* Records supplied
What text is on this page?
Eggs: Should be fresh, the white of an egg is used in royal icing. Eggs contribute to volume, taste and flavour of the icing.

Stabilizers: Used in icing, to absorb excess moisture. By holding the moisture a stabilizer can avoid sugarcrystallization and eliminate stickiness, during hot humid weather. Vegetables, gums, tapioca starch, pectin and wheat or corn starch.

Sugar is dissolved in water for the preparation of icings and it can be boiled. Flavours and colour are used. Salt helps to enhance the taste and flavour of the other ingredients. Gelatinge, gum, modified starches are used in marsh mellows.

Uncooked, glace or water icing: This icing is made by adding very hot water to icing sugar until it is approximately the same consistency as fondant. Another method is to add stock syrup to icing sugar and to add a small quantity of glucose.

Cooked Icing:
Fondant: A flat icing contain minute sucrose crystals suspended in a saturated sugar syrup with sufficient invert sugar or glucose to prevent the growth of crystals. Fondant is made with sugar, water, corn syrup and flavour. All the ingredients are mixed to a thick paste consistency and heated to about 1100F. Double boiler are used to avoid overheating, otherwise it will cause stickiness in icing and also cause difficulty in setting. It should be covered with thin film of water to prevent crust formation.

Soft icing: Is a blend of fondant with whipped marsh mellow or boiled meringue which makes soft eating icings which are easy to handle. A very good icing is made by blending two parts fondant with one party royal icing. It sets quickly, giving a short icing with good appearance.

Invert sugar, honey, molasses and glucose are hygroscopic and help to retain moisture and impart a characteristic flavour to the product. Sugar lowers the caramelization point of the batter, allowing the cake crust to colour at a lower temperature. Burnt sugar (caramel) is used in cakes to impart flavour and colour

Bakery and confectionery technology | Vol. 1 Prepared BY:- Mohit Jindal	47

* Problem requirements
Recopy the entries above in their entirety, exactly.

* Right answer
What text is on this page?
Eggs: Should be fresh, the white of an egg is used in royal icing. Eggs contribute to volume, taste and flavour of the icing.

Stabilizers: Used in icing, to absorb excess moisture. By holding the moisture a stabilizer can avoid sugarcrystallization and eliminate stickiness, during hot humid weather. Vegetables, gums, tapioca starch, pectin and wheat or corn starch.

Sugar is dissolved in water for the preparation of icings and it can be boiled. Flavours and colour are used. Salt helps to enhance the taste and flavour of the other ingredients. Gelatinge, gum, modified starches are used in marsh mellows.

Uncooked, glace or water icing: This icing is made by adding very hot water to icing sugar until it is approximately the same consistency as fondant. Another method is to add stock syrup to icing sugar and to add a small quantity of glucose.

Cooked Icing:
Fondant: A flat icing contain minute sucrose crystals suspended in a saturated sugar syrup with sufficient invert sugar or glucose to prevent the growth of crystals. Fondant is made with sugar, water, corn syrup and flavour. All the ingredients are mixed to a thick paste consistency and heated to about 1100F. Double boiler are used to avoid overheating, otherwise it will cause stickiness in icing and also cause difficulty in setting. It should be covered with thin film of water to prevent crust formation.

Soft icing: Is a blend of fondant with whipped marsh mellow or boiled meringue which makes soft eating icings which are easy to handle. A very good icing is made by blending two parts fondant with one party royal icing. It sets quickly, giving a short icing with good appearance.

Invert sugar, honey, molasses and glucose are hygroscopic and help to retain moisture and impart a characteristic flavour to the product. Sugar lowers the caramelization point of the batter, allowing the cake crust to colour at a lower temperature. Burnt sugar (caramel) is used in cakes to impart flavour and colour

Bakery and confectionery technology | Vol. 1 Prepared BY:- Mohit Jindal	47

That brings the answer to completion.